SET EXERCISE: Return the material below in full and exactly.

-- START OF SUPPLIED RECORDS --

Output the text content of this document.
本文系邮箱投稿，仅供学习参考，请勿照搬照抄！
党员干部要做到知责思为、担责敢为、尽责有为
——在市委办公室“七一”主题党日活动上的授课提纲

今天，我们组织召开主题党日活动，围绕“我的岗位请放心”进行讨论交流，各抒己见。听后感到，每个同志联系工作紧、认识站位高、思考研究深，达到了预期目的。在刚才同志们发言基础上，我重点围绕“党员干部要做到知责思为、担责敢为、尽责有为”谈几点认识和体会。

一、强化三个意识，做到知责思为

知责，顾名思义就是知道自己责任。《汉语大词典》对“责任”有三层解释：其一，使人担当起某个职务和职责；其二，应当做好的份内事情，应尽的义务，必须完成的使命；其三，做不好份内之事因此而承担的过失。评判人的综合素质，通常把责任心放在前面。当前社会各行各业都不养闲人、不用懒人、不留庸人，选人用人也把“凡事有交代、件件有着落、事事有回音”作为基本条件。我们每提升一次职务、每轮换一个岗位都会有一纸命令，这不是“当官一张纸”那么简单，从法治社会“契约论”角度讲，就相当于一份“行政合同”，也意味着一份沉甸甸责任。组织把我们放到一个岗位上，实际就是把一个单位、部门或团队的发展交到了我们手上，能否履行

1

-- END OF SUPPLIED RECORDS --

SOLVED EXERCISE:
Output the text content of this document.
本文系邮箱投稿，仅供学习参考，请勿照搬照抄！
党员干部要做到知责思为、担责敢为、尽责有为
——在市委办公室“七一”主题党日活动上的授课提纲

今天，我们组织召开主题党日活动，围绕“我的岗位请放心”进行讨论交流，各抒己见。听后感到，每个同志联系工作紧、认识站位高、思考研究深，达到了预期目的。在刚才同志们发言基础上，我重点围绕“党员干部要做到知责思为、担责敢为、尽责有为”谈几点认识和体会。

一、强化三个意识，做到知责思为

知责，顾名思义就是知道自己责任。《汉语大词典》对“责任”有三层解释：其一，使人担当起某个职务和职责；其二，应当做好的份内事情，应尽的义务，必须完成的使命；其三，做不好份内之事因此而承担的过失。评判人的综合素质，通常把责任心放在前面。当前社会各行各业都不养闲人、不用懒人、不留庸人，选人用人也把“凡事有交代、件件有着落、事事有回音”作为基本条件。我们每提升一次职务、每轮换一个岗位都会有一纸命令，这不是“当官一张纸”那么简单，从法治社会“契约论”角度讲，就相当于一份“行政合同”，也意味着一份沉甸甸责任。组织把我们放到一个岗位上，实际就是把一个单位、部门或团队的发展交到了我们手上，能否履行

1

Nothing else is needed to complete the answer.